*Provided records*:
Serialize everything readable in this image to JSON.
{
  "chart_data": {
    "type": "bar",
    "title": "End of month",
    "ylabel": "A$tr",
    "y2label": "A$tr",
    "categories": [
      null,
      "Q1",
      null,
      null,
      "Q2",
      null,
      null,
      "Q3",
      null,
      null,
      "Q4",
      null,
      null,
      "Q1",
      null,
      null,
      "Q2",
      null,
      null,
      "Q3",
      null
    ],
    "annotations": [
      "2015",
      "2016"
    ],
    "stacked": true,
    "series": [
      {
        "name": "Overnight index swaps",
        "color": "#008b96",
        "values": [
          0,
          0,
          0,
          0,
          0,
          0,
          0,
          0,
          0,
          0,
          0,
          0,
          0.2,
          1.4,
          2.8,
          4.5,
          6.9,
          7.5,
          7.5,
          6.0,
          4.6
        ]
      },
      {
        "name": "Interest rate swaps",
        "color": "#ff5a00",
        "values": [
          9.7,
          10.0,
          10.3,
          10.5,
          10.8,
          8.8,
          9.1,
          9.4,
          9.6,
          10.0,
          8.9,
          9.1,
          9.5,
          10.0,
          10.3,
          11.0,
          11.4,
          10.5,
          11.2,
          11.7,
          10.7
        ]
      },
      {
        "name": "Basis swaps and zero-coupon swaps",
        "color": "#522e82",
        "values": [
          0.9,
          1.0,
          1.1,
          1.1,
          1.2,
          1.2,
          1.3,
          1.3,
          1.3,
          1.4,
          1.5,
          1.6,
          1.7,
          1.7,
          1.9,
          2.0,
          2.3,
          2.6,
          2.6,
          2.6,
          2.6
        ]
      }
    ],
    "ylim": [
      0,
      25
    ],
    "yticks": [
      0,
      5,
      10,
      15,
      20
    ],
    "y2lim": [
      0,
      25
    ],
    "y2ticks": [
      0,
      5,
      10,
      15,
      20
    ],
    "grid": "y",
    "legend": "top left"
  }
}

*Aim of the exercise*:
Each entry must be reproduced verbatim.

*Expected output*:
Serialize everything readable in this image to JSON.
{
  "chart_data": {
    "type": "bar",
    "title": "End of month",
    "ylabel": "A$tr",
    "y2label": "A$tr",
    "categories": [
      null,
      "Q1",
      null,
      null,
      "Q2",
      null,
      null,
      "Q3",
      null,
      null,
      "Q4",
      null,
      null,
      "Q1",
      null,
      null,
      "Q2",
      null,
      null,
      "Q3",
      null
    ],
    "annotations": [
      "2015",
      "2016"
    ],
    "stacked": true,
    "series": [
      {
        "name": "Overnight index swaps",
        "color": "#008b96",
        "values": [
          0,
          0,
          0,
          0,
          0,
          0,
          0,
          0,
          0,
          0,
          0,
          0,
          0.2,
          1.4,
          2.8,
          4.5,
          6.9,
          7.5,
          7.5,
          6.0,
          4.6
        ]
      },
      {
        "name": "Interest rate swaps",
        "color": "#ff5a00",
        "values": [
          9.7,
          10.0,
          10.3,
          10.5,
          10.8,
          8.8,
          9.1,
          9.4,
          9.6,
          10.0,
          8.9,
          9.1,
          9.5,
          10.0,
          10.3,
          11.0,
          11.4,
          10.5,
          11.2,
          11.7,
          10.7
        ]
      },
      {
        "name": "Basis swaps and zero-coupon swaps",
        "color": "#522e82",
        "values": [
          0.9,
          1.0,
          1.1,
          1.1,
          1.2,
          1.2,
          1.3,
          1.3,
          1.3,
          1.4,
          1.5,
          1.6,
          1.7,
          1.7,
          1.9,
          2.0,
          2.3,
          2.6,
          2.6,
          2.6,
          2.6
        ]
      }
    ],
    "ylim": [
      0,
      25
    ],
    "yticks": [
      0,
      5,
      10,
      15,
      20
    ],
    "y2lim": [
      0,
      25
    ],
    "y2ticks": [
      0,
      5,
      10,
      15,
      20
    ],
    "grid": "y",
    "legend": "top left"
  }
}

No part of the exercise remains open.